━━━━━ EXERCISE MATERIALS ━━━━━

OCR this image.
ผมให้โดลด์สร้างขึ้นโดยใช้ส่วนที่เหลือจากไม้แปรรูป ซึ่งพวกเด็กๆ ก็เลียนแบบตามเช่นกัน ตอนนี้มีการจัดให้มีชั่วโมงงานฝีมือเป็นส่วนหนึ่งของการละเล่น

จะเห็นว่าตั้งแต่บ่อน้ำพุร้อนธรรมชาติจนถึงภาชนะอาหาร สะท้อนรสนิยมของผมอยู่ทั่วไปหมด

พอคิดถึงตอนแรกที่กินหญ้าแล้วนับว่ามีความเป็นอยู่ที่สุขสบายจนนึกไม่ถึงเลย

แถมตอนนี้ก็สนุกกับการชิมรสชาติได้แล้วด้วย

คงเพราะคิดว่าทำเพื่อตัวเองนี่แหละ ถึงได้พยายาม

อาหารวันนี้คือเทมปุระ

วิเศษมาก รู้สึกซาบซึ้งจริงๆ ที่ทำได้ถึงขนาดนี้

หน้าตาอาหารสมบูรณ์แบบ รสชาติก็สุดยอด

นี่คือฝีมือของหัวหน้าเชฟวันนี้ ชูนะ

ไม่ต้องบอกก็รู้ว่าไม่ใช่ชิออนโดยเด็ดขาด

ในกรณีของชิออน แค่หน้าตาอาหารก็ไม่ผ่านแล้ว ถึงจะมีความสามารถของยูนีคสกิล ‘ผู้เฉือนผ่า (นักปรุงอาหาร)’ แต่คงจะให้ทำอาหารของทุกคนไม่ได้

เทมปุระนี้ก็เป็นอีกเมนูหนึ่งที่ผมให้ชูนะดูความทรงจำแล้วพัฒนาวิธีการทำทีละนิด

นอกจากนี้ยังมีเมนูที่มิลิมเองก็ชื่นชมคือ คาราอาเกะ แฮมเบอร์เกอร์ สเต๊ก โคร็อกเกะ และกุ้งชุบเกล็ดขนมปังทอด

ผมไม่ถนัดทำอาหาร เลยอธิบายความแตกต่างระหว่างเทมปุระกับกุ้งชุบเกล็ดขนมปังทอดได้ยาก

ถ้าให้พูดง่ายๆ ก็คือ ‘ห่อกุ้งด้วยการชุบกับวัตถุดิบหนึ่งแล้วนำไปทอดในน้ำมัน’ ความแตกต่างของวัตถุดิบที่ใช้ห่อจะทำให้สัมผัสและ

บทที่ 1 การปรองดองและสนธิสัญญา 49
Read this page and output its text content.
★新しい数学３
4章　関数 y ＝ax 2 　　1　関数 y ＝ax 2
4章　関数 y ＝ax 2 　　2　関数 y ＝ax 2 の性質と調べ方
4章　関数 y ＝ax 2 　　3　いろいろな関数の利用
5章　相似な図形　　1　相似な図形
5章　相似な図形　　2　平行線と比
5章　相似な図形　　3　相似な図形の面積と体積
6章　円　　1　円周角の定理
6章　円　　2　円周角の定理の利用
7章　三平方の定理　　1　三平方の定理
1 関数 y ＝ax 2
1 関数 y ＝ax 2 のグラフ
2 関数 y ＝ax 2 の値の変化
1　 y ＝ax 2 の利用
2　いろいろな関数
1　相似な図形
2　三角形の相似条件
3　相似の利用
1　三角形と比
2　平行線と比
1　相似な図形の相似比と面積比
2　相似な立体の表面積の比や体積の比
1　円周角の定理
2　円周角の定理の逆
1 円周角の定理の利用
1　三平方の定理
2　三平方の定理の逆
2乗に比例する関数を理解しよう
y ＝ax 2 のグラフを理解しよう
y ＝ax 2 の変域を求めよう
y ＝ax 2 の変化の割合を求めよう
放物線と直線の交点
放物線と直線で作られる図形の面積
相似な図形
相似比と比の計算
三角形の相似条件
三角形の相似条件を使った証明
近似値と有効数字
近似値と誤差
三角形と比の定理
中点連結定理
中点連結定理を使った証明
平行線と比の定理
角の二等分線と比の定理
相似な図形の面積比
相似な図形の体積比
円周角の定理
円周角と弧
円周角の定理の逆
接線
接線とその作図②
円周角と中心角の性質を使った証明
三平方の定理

━━━━━

◆ **STATED TASK**
Copy all data exactly, start to finish.

◆ **EXPECTED OUTPUT**
OCR this image.
ผมให้โดลด์สร้างขึ้นโดยใช้ส่วนที่เหลือจากไม้แปรรูป ซึ่งพวกเด็กๆ ก็เลียนแบบตามเช่นกัน ตอนนี้มีการจัดให้มีชั่วโมงงานฝีมือเป็นส่วนหนึ่งของการละเล่น

จะเห็นว่าตั้งแต่บ่อน้ำพุร้อนธรรมชาติจนถึงภาชนะอาหาร สะท้อนรสนิยมของผมอยู่ทั่วไปหมด

พอคิดถึงตอนแรกที่กินหญ้าแล้วนับว่ามีความเป็นอยู่ที่สุขสบายจนนึกไม่ถึงเลย

แถมตอนนี้ก็สนุกกับการชิมรสชาติได้แล้วด้วย

คงเพราะคิดว่าทำเพื่อตัวเองนี่แหละ ถึงได้พยายาม

อาหารวันนี้คือเทมปุระ

วิเศษมาก รู้สึกซาบซึ้งจริงๆ ที่ทำได้ถึงขนาดนี้

หน้าตาอาหารสมบูรณ์แบบ รสชาติก็สุดยอด

นี่คือฝีมือของหัวหน้าเชฟวันนี้ ชูนะ

ไม่ต้องบอกก็รู้ว่าไม่ใช่ชิออนโดยเด็ดขาด

ในกรณีของชิออน แค่หน้าตาอาหารก็ไม่ผ่านแล้ว ถึงจะมีความสามารถของยูนีคสกิล ‘ผู้เฉือนผ่า (นักปรุงอาหาร)’ แต่คงจะให้ทำอาหารของทุกคนไม่ได้

เทมปุระนี้ก็เป็นอีกเมนูหนึ่งที่ผมให้ชูนะดูความทรงจำแล้วพัฒนาวิธีการทำทีละนิด

นอกจากนี้ยังมีเมนูที่มิลิมเองก็ชื่นชมคือ คาราอาเกะ แฮมเบอร์เกอร์ สเต๊ก โคร็อกเกะ และกุ้งชุบเกล็ดขนมปังทอด

ผมไม่ถนัดทำอาหาร เลยอธิบายความแตกต่างระหว่างเทมปุระกับกุ้งชุบเกล็ดขนมปังทอดได้ยาก

ถ้าให้พูดง่ายๆ ก็คือ ‘ห่อกุ้งด้วยการชุบกับวัตถุดิบหนึ่งแล้วนำไปทอดในน้ำมัน’ ความแตกต่างของวัตถุดิบที่ใช้ห่อจะทำให้สัมผัสและ

บทที่ 1 การปรองดองและสนธิสัญญา 49
Read this page and output its text content.
★新しい数学３
4章　関数 y ＝ax 2 　　1　関数 y ＝ax 2
4章　関数 y ＝ax 2 　　2　関数 y ＝ax 2 の性質と調べ方
4章　関数 y ＝ax 2 　　3　いろいろな関数の利用
5章　相似な図形　　1　相似な図形
5章　相似な図形　　2　平行線と比
5章　相似な図形　　3　相似な図形の面積と体積
6章　円　　1　円周角の定理
6章　円　　2　円周角の定理の利用
7章　三平方の定理　　1　三平方の定理
1 関数 y ＝ax 2
1 関数 y ＝ax 2 のグラフ
2 関数 y ＝ax 2 の値の変化
1　 y ＝ax 2 の利用
2　いろいろな関数
1　相似な図形
2　三角形の相似条件
3　相似の利用
1　三角形と比
2　平行線と比
1　相似な図形の相似比と面積比
2　相似な立体の表面積の比や体積の比
1　円周角の定理
2　円周角の定理の逆
1 円周角の定理の利用
1　三平方の定理
2　三平方の定理の逆
2乗に比例する関数を理解しよう
y ＝ax 2 のグラフを理解しよう
y ＝ax 2 の変域を求めよう
y ＝ax 2 の変化の割合を求めよう
放物線と直線の交点
放物線と直線で作られる図形の面積
相似な図形
相似比と比の計算
三角形の相似条件
三角形の相似条件を使った証明
近似値と有効数字
近似値と誤差
三角形と比の定理
中点連結定理
中点連結定理を使った証明
平行線と比の定理
角の二等分線と比の定理
相似な図形の面積比
相似な図形の体積比
円周角の定理
円周角と弧
円周角の定理の逆
接線
接線とその作図②
円周角と中心角の性質を使った証明
三平方の定理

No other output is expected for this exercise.